Provided text:
*** Begin section ***

I'd like to abstract out the job creation, which contains lots of duplication. I've ended up with something strange like this:

static void buildDownstream(def parentJob, String commit_a="master",
    String commit_b="master") {
  parentJob.with {
    steps {
      phase('Phase') {
        def phase = ({ owner })();
        { ->
          add_node_label=true;
          { ->
            commit_a = null;
            def self = ({ owner })();
            addJob("name_1", self).call(phase);
          }
          def self = ({ owner })();
          addJob("name_2", self).call(phase);
          addJob("name_3", self).call(phase);
        }
      }
    }
  }
}

private static Closure addJob(String job_name, Closure callingClosure) {
  return { phase ->
    def job_config = {
      if(commit_a != null) {
        prop('COMMIT_A', commit_a)
      }
      if(commit_b != null) {
        prop('COMMIT_B', commit_b)
      }
      if(add_node_label == true) {
        nodeLabel('NODE_LABEL', NODE_LABEL_MAP[job_name])
      }
      killPhaseCondition('NEVER')
    }

    job_config.delegate = callingClosure
    job_config.resolveStrategy = Closure.DELEGATE_ONLY
    phase.job(job_name, job_config)
  }
}

which, probably being totally non-idiomatic Groovy (all this def self = ({ owner })() stuff doesn't sit right with me), doesn't work at all.

*** End section ***

Document layout detection data:
*** Begin section ***

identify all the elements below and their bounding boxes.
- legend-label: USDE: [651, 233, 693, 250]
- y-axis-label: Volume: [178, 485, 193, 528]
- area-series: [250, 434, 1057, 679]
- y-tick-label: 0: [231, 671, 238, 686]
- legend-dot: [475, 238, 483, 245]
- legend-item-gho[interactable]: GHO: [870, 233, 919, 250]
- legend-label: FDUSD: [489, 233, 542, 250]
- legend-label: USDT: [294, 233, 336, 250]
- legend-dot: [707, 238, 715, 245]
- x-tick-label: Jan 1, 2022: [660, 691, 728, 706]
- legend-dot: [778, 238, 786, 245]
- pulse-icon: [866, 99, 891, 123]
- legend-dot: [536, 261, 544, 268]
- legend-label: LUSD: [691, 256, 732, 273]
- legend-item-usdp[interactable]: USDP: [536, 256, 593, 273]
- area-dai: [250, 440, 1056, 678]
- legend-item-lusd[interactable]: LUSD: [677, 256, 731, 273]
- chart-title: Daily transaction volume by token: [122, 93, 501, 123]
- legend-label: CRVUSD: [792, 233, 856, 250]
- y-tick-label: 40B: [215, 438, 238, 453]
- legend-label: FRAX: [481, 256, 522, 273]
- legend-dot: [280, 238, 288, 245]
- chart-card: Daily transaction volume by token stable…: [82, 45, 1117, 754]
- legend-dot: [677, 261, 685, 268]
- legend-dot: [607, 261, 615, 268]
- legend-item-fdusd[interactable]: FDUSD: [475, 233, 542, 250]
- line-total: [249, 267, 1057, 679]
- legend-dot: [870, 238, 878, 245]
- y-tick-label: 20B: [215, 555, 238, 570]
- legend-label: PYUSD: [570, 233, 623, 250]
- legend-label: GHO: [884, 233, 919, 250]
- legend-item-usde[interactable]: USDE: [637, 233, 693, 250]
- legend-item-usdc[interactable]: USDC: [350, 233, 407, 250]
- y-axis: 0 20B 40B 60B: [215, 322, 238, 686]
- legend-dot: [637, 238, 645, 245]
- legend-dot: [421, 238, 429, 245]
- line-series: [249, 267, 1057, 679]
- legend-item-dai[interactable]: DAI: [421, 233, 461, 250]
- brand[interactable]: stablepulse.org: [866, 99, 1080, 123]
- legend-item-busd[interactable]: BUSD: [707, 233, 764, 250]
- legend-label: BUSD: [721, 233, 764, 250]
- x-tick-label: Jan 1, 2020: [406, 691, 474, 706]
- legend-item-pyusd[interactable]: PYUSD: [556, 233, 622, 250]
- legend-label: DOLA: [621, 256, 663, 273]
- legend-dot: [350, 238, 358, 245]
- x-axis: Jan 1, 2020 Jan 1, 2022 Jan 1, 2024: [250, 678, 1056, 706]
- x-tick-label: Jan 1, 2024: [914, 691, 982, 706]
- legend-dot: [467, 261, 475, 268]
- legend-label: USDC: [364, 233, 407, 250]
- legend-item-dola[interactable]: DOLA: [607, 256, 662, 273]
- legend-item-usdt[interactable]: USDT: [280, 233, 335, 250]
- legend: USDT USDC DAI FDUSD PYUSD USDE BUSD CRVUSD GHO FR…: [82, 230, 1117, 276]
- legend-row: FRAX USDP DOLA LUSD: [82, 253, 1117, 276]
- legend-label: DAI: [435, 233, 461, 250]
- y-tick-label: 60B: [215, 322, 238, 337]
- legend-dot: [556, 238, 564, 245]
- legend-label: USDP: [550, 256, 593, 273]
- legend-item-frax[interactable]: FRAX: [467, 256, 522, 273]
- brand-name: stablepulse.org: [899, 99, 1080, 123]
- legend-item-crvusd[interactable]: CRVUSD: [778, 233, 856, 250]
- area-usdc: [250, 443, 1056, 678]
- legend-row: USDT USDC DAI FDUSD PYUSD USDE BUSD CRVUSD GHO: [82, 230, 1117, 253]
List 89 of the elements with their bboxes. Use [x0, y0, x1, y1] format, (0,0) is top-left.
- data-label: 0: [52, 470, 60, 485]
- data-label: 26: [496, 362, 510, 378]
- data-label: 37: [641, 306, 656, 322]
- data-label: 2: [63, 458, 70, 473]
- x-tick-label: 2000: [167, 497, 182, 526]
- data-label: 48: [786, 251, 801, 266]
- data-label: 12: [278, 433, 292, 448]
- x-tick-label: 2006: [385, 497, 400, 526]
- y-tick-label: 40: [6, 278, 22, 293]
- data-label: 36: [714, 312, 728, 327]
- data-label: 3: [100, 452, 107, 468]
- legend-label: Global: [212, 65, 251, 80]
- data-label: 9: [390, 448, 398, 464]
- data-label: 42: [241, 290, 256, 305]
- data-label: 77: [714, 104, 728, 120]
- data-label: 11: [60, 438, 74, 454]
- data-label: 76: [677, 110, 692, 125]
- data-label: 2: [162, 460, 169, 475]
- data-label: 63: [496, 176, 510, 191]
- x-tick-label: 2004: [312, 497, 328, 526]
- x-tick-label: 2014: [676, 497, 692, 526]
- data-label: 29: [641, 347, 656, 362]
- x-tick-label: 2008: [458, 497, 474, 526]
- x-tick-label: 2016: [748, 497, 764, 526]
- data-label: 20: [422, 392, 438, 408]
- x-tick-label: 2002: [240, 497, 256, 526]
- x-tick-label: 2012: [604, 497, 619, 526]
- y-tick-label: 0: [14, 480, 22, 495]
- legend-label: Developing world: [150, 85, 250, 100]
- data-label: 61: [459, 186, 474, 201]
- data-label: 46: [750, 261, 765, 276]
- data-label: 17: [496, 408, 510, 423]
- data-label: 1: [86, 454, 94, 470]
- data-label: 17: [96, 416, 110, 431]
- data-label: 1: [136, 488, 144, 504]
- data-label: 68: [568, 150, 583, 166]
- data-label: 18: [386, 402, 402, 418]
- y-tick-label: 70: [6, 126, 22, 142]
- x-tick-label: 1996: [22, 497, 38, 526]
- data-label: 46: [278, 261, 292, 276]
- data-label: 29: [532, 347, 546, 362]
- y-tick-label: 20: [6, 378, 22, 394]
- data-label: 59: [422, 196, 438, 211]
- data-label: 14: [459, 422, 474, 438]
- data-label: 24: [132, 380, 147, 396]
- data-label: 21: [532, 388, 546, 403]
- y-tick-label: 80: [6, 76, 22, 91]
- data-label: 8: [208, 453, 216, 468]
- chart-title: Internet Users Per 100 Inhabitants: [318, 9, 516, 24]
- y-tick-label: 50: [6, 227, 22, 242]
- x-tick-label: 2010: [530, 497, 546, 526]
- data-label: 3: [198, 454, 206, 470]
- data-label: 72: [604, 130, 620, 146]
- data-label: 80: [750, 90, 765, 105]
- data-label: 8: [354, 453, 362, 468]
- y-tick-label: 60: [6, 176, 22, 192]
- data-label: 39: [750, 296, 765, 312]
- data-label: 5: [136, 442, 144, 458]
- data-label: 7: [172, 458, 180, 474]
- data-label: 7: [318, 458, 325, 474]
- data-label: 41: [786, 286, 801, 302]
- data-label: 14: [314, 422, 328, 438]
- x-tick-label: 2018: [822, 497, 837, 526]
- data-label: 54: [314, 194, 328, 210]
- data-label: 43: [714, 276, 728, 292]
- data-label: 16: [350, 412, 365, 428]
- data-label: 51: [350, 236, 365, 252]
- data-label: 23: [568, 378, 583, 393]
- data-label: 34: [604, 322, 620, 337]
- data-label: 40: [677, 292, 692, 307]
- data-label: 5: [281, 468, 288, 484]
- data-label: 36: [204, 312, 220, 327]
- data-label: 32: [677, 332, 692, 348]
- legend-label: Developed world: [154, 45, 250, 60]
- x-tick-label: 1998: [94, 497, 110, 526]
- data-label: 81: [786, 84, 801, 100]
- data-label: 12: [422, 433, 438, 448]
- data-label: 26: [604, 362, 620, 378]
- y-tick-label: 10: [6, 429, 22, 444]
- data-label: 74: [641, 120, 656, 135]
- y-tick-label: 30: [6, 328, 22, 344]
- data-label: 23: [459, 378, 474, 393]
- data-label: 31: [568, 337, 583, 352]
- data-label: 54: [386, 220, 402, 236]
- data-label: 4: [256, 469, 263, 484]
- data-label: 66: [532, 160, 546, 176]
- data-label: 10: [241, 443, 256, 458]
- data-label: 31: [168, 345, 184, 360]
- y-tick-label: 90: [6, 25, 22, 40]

*** End section ***

Required work:
**1.** Say whether each statement agrees with the Groovy post, answering yes or no and quoting the words that decide it.
(a) The writer says the job creation has a lot of duplication.
(b) In buildDownstream, commit_b defaults to "master".
(c) The writer reports that the code works.
**2.** Answer these questions from the Groovy post.
(a) What name is passed to phase inside buildDownstream?
(b) What value does addJob give to job_config.resolveStrategy?
(c) Which job is added in the closure that sets commit_a to null?
These rows are separate material from the Groovy post above.

Replies:
**1.**
(a) Yes: "which contains lots of duplication"
(b) Yes: "String commit_b="master""
(c) No: "doesn't work at all"

**2.**
(a) 'Phase'
(b) Closure.DELEGATE_ONLY
(c) "name_1"